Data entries

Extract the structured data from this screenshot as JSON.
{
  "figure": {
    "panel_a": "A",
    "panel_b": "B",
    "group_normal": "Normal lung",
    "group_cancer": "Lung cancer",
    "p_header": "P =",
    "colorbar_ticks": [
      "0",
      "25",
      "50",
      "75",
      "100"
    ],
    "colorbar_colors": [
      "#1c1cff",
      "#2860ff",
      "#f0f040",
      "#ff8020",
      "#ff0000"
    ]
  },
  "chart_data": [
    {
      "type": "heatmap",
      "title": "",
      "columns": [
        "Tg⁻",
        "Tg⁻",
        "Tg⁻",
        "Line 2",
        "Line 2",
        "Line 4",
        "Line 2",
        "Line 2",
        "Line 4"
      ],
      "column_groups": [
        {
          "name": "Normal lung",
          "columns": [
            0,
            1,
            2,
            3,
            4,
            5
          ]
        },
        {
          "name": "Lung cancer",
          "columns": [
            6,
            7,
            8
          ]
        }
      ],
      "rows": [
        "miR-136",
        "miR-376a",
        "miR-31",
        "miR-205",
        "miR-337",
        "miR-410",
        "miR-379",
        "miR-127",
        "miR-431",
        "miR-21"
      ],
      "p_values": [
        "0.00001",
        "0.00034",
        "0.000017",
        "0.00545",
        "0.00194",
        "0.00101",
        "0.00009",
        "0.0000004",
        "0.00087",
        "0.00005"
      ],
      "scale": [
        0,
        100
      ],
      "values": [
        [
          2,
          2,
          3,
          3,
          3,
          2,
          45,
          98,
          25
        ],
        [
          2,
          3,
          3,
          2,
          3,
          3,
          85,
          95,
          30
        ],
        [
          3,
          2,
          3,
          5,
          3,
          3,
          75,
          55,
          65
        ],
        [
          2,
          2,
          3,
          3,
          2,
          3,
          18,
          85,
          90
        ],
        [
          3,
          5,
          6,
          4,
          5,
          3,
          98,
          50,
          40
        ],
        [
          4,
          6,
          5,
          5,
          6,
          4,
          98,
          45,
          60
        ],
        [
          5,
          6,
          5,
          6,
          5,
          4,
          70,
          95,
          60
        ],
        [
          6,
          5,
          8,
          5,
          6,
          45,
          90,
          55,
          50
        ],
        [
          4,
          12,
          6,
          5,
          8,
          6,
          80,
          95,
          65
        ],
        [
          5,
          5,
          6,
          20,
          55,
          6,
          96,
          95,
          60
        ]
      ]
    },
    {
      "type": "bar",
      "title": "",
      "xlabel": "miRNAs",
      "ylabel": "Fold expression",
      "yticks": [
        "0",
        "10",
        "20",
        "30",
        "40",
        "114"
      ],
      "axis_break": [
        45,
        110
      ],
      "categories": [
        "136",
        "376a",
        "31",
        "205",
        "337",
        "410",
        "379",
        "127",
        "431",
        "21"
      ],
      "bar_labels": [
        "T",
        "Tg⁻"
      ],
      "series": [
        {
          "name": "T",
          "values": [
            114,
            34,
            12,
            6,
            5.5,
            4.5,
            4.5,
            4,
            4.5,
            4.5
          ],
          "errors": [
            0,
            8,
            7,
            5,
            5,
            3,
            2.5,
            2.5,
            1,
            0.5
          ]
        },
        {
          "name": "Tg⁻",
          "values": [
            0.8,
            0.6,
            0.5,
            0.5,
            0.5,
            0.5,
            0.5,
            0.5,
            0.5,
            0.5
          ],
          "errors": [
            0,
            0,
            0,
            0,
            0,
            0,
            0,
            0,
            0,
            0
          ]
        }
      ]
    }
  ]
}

**What is required:**
Write out the entries in full, exactly as given.

**Completed task:**
Extract the structured data from this screenshot as JSON.
{
  "figure": {
    "panel_a": "A",
    "panel_b": "B",
    "group_normal": "Normal lung",
    "group_cancer": "Lung cancer",
    "p_header": "P =",
    "colorbar_ticks": [
      "0",
      "25",
      "50",
      "75",
      "100"
    ],
    "colorbar_colors": [
      "#1c1cff",
      "#2860ff",
      "#f0f040",
      "#ff8020",
      "#ff0000"
    ]
  },
  "chart_data": [
    {
      "type": "heatmap",
      "title": "",
      "columns": [
        "Tg⁻",
        "Tg⁻",
        "Tg⁻",
        "Line 2",
        "Line 2",
        "Line 4",
        "Line 2",
        "Line 2",
        "Line 4"
      ],
      "column_groups": [
        {
          "name": "Normal lung",
          "columns": [
            0,
            1,
            2,
            3,
            4,
            5
          ]
        },
        {
          "name": "Lung cancer",
          "columns": [
            6,
            7,
            8
          ]
        }
      ],
      "rows": [
        "miR-136",
        "miR-376a",
        "miR-31",
        "miR-205",
        "miR-337",
        "miR-410",
        "miR-379",
        "miR-127",
        "miR-431",
        "miR-21"
      ],
      "p_values": [
        "0.00001",
        "0.00034",
        "0.000017",
        "0.00545",
        "0.00194",
        "0.00101",
        "0.00009",
        "0.0000004",
        "0.00087",
        "0.00005"
      ],
      "scale": [
        0,
        100
      ],
      "values": [
        [
          2,
          2,
          3,
          3,
          3,
          2,
          45,
          98,
          25
        ],
        [
          2,
          3,
          3,
          2,
          3,
          3,
          85,
          95,
          30
        ],
        [
          3,
          2,
          3,
          5,
          3,
          3,
          75,
          55,
          65
        ],
        [
          2,
          2,
          3,
          3,
          2,
          3,
          18,
          85,
          90
        ],
        [
          3,
          5,
          6,
          4,
          5,
          3,
          98,
          50,
          40
        ],
        [
          4,
          6,
          5,
          5,
          6,
          4,
          98,
          45,
          60
        ],
        [
          5,
          6,
          5,
          6,
          5,
          4,
          70,
          95,
          60
        ],
        [
          6,
          5,
          8,
          5,
          6,
          45,
          90,
          55,
          50
        ],
        [
          4,
          12,
          6,
          5,
          8,
          6,
          80,
          95,
          65
        ],
        [
          5,
          5,
          6,
          20,
          55,
          6,
          96,
          95,
          60
        ]
      ]
    },
    {
      "type": "bar",
      "title": "",
      "xlabel": "miRNAs",
      "ylabel": "Fold expression",
      "yticks": [
        "0",
        "10",
        "20",
        "30",
        "40",
        "114"
      ],
      "axis_break": [
        45,
        110
      ],
      "categories": [
        "136",
        "376a",
        "31",
        "205",
        "337",
        "410",
        "379",
        "127",
        "431",
        "21"
      ],
      "bar_labels": [
        "T",
        "Tg⁻"
      ],
      "series": [
        {
          "name": "T",
          "values": [
            114,
            34,
            12,
            6,
            5.5,
            4.5,
            4.5,
            4,
            4.5,
            4.5
          ],
          "errors": [
            0,
            8,
            7,
            5,
            5,
            3,
            2.5,
            2.5,
            1,
            0.5
          ]
        },
        {
          "name": "Tg⁻",
          "values": [
            0.8,
            0.6,
            0.5,
            0.5,
            0.5,
            0.5,
            0.5,
            0.5,
            0.5,
            0.5
          ],
          "errors": [
            0,
            0,
            0,
            0,
            0,
            0,
            0,
            0,
            0,
            0
          ]
        }
      ]
    }
  ]
}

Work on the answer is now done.